**WHAT YOU NEED TO DO:** Please retype the records below exactly, leaving out any pictures.

— Begin —

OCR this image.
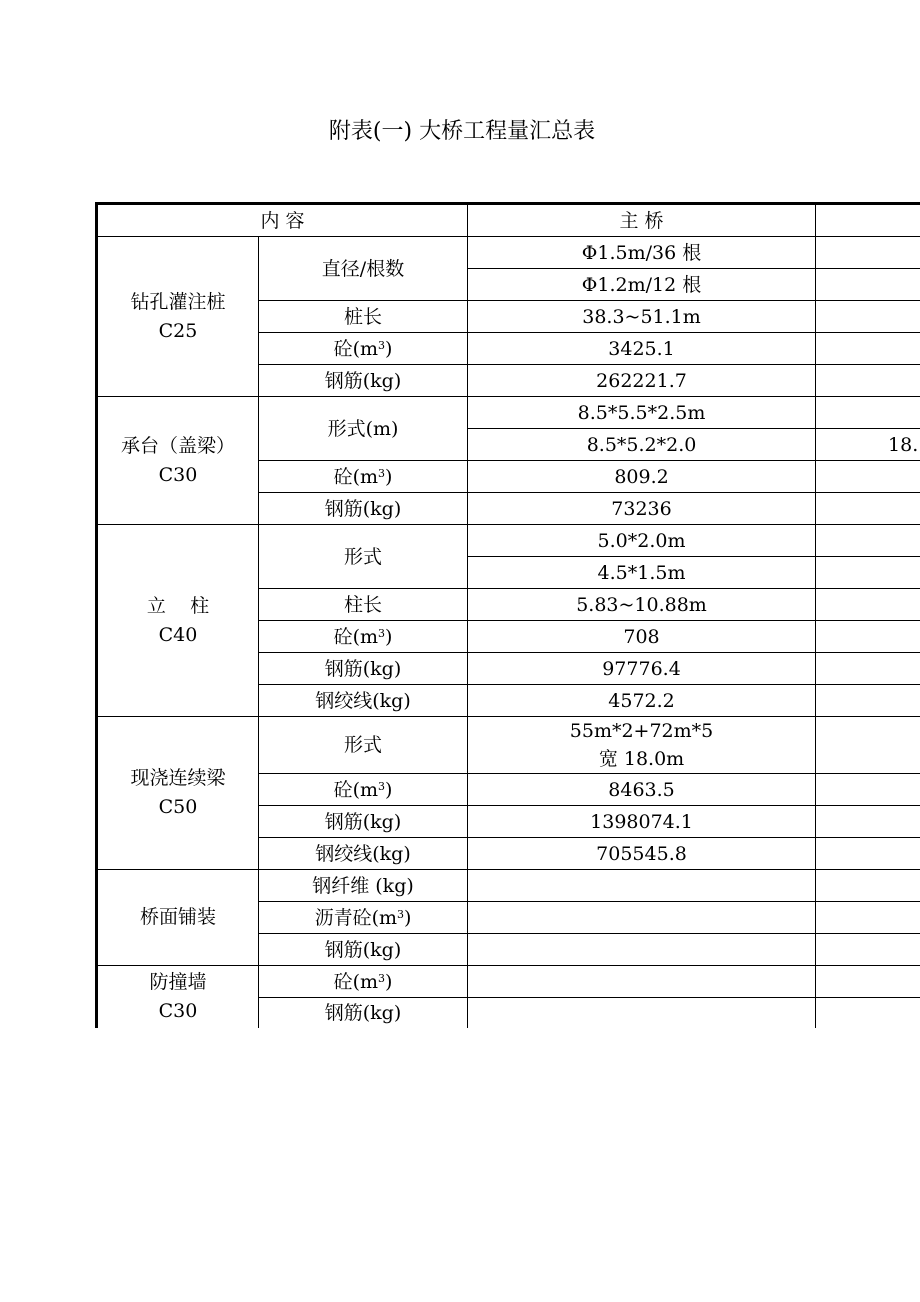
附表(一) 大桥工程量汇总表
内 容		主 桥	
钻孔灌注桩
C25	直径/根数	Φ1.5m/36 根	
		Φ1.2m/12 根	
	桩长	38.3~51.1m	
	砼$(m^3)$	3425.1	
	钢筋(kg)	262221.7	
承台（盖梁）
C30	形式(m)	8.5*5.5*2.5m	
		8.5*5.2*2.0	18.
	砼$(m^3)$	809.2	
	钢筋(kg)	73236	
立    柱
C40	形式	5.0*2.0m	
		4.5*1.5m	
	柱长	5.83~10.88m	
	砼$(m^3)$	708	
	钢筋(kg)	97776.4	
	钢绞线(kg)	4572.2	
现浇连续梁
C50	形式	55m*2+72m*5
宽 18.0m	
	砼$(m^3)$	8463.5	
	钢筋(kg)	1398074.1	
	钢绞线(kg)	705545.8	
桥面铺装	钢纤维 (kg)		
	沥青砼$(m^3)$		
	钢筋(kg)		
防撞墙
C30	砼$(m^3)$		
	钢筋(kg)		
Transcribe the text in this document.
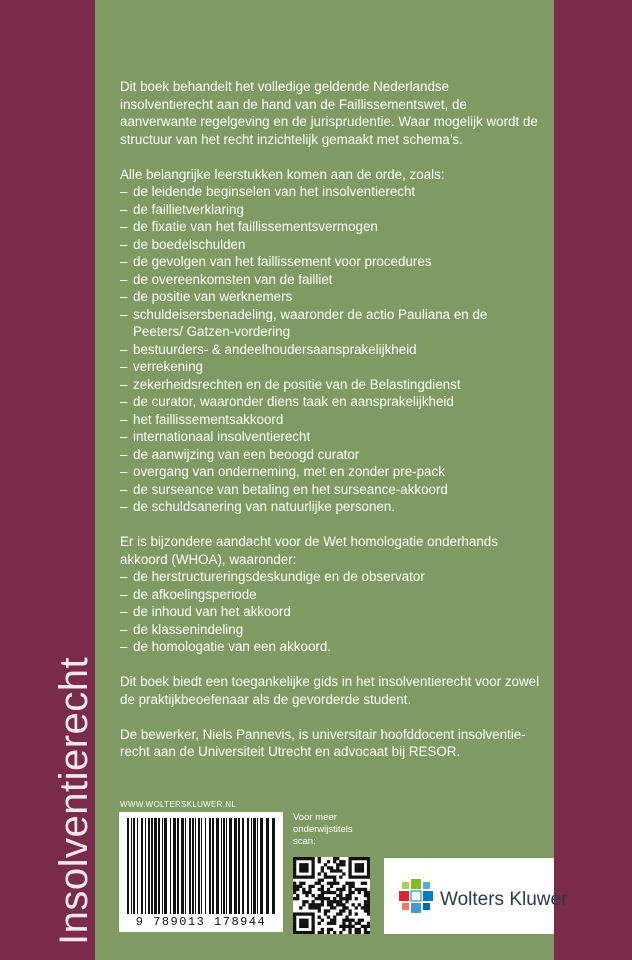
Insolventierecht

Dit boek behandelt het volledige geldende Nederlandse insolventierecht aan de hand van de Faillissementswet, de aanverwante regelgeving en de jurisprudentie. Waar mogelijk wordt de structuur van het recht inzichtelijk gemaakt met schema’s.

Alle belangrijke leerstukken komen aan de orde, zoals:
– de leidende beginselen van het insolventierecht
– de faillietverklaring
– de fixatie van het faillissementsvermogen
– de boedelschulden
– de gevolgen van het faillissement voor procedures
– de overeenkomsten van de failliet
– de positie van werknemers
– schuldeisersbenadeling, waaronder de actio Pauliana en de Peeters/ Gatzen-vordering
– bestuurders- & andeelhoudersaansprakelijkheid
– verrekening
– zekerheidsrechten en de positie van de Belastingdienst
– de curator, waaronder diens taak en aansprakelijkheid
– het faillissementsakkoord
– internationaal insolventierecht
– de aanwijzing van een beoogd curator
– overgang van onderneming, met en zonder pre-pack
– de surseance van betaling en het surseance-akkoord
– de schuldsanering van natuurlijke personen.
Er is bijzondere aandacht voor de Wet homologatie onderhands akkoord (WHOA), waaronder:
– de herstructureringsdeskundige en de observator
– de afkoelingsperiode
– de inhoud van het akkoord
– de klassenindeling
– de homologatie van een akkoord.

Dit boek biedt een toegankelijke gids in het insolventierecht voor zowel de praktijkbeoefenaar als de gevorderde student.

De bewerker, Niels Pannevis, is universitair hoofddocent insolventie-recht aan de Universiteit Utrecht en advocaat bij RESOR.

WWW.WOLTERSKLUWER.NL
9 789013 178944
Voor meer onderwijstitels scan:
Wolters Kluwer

— End —

**THE RESPONSE:**
OCR this image.
附表(一) 大桥工程量汇总表
内 容		主 桥	
钻孔灌注桩
C25	直径/根数	Φ1.5m/36 根	
		Φ1.2m/12 根	
	桩长	38.3~51.1m	
	砼$(m^3)$	3425.1	
	钢筋(kg)	262221.7	
承台（盖梁）
C30	形式(m)	8.5*5.5*2.5m	
		8.5*5.2*2.0	18.
	砼$(m^3)$	809.2	
	钢筋(kg)	73236	
立    柱
C40	形式	5.0*2.0m	
		4.5*1.5m	
	柱长	5.83~10.88m	
	砼$(m^3)$	708	
	钢筋(kg)	97776.4	
	钢绞线(kg)	4572.2	
现浇连续梁
C50	形式	55m*2+72m*5
宽 18.0m	
	砼$(m^3)$	8463.5	
	钢筋(kg)	1398074.1	
	钢绞线(kg)	705545.8	
桥面铺装	钢纤维 (kg)		
	沥青砼$(m^3)$		
	钢筋(kg)		
防撞墙
C30	砼$(m^3)$		
	钢筋(kg)		
Transcribe the text in this document.
Insolventierecht

Dit boek behandelt het volledige geldende Nederlandse insolventierecht aan de hand van de Faillissementswet, de aanverwante regelgeving en de jurisprudentie. Waar mogelijk wordt de structuur van het recht inzichtelijk gemaakt met schema’s.

Alle belangrijke leerstukken komen aan de orde, zoals:
– de leidende beginselen van het insolventierecht
– de faillietverklaring
– de fixatie van het faillissementsvermogen
– de boedelschulden
– de gevolgen van het faillissement voor procedures
– de overeenkomsten van de failliet
– de positie van werknemers
– schuldeisersbenadeling, waaronder de actio Pauliana en de Peeters/ Gatzen-vordering
– bestuurders- & andeelhoudersaansprakelijkheid
– verrekening
– zekerheidsrechten en de positie van de Belastingdienst
– de curator, waaronder diens taak en aansprakelijkheid
– het faillissementsakkoord
– internationaal insolventierecht
– de aanwijzing van een beoogd curator
– overgang van onderneming, met en zonder pre-pack
– de surseance van betaling en het surseance-akkoord
– de schuldsanering van natuurlijke personen.
Er is bijzondere aandacht voor de Wet homologatie onderhands akkoord (WHOA), waaronder:
– de herstructureringsdeskundige en de observator
– de afkoelingsperiode
– de inhoud van het akkoord
– de klassenindeling
– de homologatie van een akkoord.

Dit boek biedt een toegankelijke gids in het insolventierecht voor zowel de praktijkbeoefenaar als de gevorderde student.

De bewerker, Niels Pannevis, is universitair hoofddocent insolventie-recht aan de Universiteit Utrecht en advocaat bij RESOR.

WWW.WOLTERSKLUWER.NL
9 789013 178944
Voor meer onderwijstitels scan:
Wolters Kluwer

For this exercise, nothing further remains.